Document excerpt.
Then, in August of last year, Ed Currie, of the PuckerButt Pepper Company, of Fort Mill, South Carolina, unveiled a new contender. Currie announced, “The PuckerButt Pepper Company has raised the bar for hot pepper heat intensity by producing an amazing hot pepper, the Smokin’ Ed’s Carolina Reaper, which surpasses the current world record holder, the Butch T Trinidad Scorpion.” The Carolina Reaper’s recommended uses, according to PuckerButt’s Web site, included hot sauces, salsa, and “settling old scores.” Steven Leckart wrote in Maxim that eating one was “like being face-fucked by Satan.”


2,000,000+ Scovilles?! The article details the obsession these guys have with chilies and breeding the hottest on the planet. They make for good subjects of a Werner Herzog movie. Now, I like a good burn every so often but chilies that hot are ridiculous. You can find videos on YouTube of people eating them and then proceeding to have their faces go red before vomiting.

In addition to the profiles of men who bicker over who has the hottest chili, I learned a bit about the history of the Scoville scale. I've known about it for a while but never knew who developed it or what exactly it measured. It was created by one Wilbur Scoville in 1912. Scoville was a pharmacist and he measured chili hotness by "how many drops of sugar water it would take to dilute the heat of a chili". Presumably it now measures parts per million of capsaicin or some such thing.

On a local note, are any of these mega-maxi-hot chilies or hot sauces made from them available in Madison? For a good burn here in town, do try the pickled habaneros at that Mexican restaurant that shares space with Pan Y Pan Bakery on Milwaukee Street. They grow and pickle the chilies on premises.

Try it. Reproduce the whole piece on superhot chilies word for word. The records have nothing to do with this.

Records supplied.
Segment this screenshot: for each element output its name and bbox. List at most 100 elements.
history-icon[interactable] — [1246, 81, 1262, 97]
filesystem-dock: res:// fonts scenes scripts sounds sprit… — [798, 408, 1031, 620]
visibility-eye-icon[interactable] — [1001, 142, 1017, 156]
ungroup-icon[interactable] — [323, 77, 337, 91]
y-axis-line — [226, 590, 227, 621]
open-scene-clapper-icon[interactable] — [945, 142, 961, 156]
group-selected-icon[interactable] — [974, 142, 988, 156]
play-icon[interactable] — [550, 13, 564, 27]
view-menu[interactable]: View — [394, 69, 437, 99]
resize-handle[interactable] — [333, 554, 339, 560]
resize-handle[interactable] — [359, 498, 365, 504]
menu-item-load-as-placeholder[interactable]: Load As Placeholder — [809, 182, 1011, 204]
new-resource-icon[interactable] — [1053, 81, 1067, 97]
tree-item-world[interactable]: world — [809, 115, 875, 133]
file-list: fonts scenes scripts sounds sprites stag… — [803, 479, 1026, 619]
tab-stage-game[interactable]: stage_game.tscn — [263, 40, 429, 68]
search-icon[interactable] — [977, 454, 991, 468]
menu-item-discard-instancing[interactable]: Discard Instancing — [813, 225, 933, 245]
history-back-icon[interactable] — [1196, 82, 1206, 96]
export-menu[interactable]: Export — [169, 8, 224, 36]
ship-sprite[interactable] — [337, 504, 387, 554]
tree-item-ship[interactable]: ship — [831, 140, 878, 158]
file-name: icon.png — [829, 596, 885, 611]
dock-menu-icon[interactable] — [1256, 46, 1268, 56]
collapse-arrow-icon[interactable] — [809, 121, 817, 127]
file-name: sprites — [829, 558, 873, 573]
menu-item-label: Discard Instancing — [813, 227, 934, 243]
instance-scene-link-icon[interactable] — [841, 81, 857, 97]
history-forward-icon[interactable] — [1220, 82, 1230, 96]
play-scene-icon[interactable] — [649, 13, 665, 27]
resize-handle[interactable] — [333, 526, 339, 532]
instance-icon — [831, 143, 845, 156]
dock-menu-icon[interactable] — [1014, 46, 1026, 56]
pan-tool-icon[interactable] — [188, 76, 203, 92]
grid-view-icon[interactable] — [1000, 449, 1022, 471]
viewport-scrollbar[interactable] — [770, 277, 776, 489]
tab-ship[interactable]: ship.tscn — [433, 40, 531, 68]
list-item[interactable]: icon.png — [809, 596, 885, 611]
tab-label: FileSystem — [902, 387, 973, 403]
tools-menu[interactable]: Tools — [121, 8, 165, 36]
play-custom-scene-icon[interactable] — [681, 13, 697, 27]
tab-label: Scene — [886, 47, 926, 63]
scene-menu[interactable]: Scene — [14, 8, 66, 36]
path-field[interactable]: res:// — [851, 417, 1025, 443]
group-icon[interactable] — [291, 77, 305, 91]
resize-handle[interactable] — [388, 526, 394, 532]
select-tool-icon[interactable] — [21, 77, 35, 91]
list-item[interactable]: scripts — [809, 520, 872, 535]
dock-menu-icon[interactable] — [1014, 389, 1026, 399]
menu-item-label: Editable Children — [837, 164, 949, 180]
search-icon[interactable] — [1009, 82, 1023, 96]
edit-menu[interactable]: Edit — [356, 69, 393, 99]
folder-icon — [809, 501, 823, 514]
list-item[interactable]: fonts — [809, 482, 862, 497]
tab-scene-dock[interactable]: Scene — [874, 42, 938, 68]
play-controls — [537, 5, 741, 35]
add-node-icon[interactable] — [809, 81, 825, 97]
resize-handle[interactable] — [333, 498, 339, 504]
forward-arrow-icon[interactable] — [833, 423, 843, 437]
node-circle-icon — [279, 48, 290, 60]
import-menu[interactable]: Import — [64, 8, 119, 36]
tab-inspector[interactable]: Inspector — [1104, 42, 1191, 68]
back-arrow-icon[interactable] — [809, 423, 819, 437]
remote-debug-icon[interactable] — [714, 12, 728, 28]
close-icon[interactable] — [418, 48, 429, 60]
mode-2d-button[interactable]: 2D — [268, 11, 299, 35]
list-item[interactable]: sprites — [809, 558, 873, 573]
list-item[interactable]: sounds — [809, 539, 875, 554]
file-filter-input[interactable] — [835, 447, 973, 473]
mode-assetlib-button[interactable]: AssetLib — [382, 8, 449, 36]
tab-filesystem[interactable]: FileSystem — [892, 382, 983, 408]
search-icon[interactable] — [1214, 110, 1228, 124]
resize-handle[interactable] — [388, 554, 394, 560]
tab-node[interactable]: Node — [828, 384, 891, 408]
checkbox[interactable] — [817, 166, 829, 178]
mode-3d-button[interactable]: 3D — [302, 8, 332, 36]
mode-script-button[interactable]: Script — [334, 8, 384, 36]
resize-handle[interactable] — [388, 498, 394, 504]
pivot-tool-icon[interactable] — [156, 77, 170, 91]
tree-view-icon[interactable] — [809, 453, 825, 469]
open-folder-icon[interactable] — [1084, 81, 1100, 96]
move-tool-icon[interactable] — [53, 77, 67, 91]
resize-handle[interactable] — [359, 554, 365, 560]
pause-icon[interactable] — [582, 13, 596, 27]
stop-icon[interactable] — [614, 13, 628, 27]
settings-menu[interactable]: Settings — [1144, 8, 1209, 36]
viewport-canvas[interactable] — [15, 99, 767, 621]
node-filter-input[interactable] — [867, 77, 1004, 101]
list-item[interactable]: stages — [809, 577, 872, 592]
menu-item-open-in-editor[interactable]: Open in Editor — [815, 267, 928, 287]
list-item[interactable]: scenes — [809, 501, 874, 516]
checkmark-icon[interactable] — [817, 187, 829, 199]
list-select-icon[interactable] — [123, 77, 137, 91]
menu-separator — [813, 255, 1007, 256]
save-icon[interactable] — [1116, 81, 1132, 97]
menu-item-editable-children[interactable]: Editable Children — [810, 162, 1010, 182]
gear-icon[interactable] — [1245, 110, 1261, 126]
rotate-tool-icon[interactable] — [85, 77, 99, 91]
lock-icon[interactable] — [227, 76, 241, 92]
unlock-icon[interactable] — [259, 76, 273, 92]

Answer box.
Then, in August of last year, Ed Currie, of the PuckerButt Pepper Company, of Fort Mill, South Carolina, unveiled a new contender. Currie announced, “The PuckerButt Pepper Company has raised the bar for hot pepper heat intensity by producing an amazing hot pepper, the Smokin’ Ed’s Carolina Reaper, which surpasses the current world record holder, the Butch T Trinidad Scorpion.” The Carolina Reaper’s recommended uses, according to PuckerButt’s Web site, included hot sauces, salsa, and “settling old scores.” Steven Leckart wrote in Maxim that eating one was “like being face-fucked by Satan.”


2,000,000+ Scovilles?! The article details the obsession these guys have with chilies and breeding the hottest on the planet. They make for good subjects of a Werner Herzog movie. Now, I like a good burn every so often but chilies that hot are ridiculous. You can find videos on YouTube of people eating them and then proceeding to have their faces go red before vomiting.

In addition to the profiles of men who bicker over who has the hottest chili, I learned a bit about the history of the Scoville scale. I've known about it for a while but never knew who developed it or what exactly it measured. It was created by one Wilbur Scoville in 1912. Scoville was a pharmacist and he measured chili hotness by "how many drops of sugar water it would take to dilute the heat of a chili". Presumably it now measures parts per million of capsaicin or some such thing.

On a local note, are any of these mega-maxi-hot chilies or hot sauces made from them available in Madison? For a good burn here in town, do try the pickled habaneros at that Mexican restaurant that shares space with Pan Y Pan Bakery on Milwaukee Street. They grow and pickle the chilies on premises.